[Stored items from a collection]

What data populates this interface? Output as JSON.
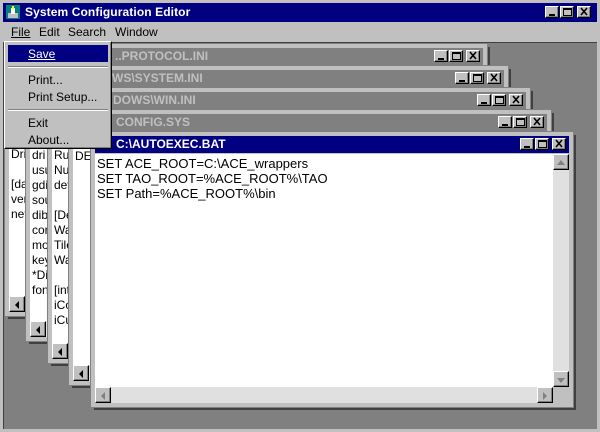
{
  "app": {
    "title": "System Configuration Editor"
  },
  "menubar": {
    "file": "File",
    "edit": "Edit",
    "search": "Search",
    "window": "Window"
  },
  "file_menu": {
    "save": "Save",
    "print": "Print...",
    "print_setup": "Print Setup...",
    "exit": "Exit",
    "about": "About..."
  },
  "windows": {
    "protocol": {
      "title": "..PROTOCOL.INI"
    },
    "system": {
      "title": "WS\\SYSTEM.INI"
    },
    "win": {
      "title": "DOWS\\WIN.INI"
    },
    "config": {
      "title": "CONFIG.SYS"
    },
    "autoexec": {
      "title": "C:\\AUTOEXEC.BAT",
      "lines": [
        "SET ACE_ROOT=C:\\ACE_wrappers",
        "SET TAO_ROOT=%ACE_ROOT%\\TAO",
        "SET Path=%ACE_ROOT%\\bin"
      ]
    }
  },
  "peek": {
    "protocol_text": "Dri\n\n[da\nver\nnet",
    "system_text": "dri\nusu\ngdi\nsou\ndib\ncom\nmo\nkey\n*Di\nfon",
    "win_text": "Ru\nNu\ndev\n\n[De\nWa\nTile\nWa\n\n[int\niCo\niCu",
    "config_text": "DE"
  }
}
==
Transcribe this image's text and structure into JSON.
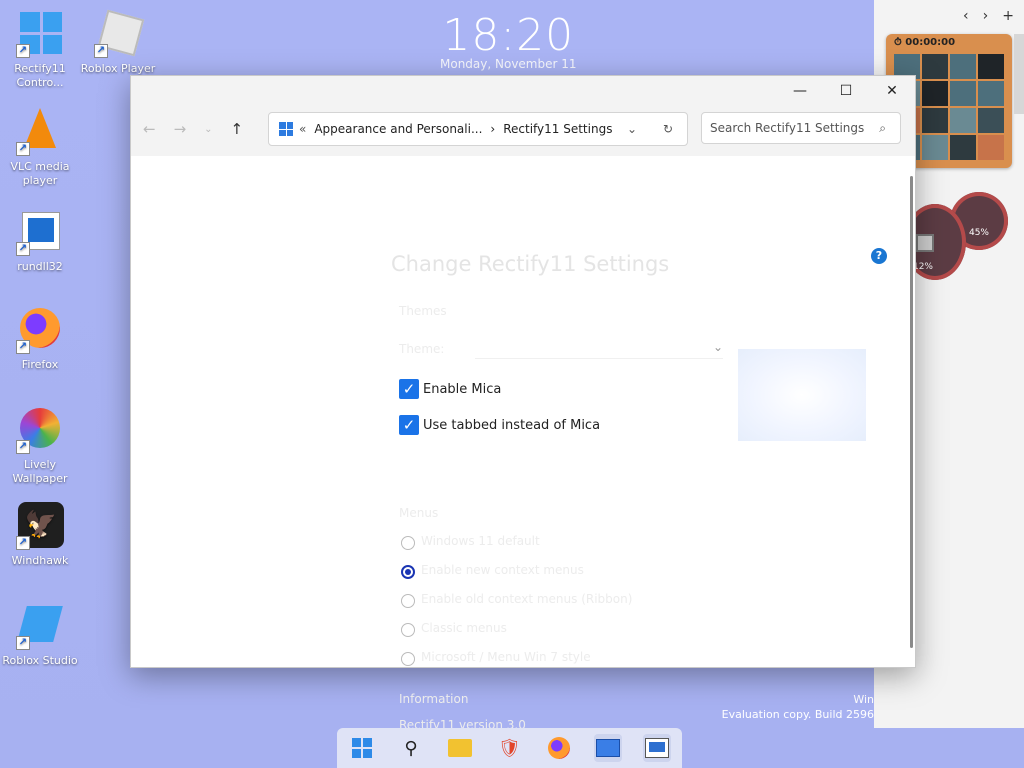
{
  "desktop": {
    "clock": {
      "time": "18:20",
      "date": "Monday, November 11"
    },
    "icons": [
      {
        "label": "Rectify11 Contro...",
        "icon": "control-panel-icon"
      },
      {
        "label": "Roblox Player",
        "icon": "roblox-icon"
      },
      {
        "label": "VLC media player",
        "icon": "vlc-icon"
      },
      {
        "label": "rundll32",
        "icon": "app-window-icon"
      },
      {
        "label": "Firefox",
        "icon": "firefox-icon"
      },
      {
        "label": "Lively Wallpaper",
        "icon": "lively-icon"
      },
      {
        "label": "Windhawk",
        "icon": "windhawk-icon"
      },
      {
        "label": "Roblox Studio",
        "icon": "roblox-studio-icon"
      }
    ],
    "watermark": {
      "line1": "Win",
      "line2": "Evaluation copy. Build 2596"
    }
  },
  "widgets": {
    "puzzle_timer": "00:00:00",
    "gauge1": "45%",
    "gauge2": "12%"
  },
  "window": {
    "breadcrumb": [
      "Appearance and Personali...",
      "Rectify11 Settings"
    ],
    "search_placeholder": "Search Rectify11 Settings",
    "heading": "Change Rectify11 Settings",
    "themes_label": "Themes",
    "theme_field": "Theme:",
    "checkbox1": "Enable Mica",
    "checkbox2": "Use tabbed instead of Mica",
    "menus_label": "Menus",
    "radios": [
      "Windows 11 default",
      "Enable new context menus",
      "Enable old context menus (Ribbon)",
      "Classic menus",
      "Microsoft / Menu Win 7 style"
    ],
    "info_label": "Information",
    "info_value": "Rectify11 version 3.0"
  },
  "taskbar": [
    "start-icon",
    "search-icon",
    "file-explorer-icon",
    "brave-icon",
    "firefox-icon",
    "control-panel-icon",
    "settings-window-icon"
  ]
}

* GIVEN PROBLEM: Search the data above for the string "Enable" and copy each line that has it.

* EXERCISE RESPONSE:
    "checkbox1": "Enable Mica",
      "Enable new context menus",
      "Enable old context menus (Ribbon)",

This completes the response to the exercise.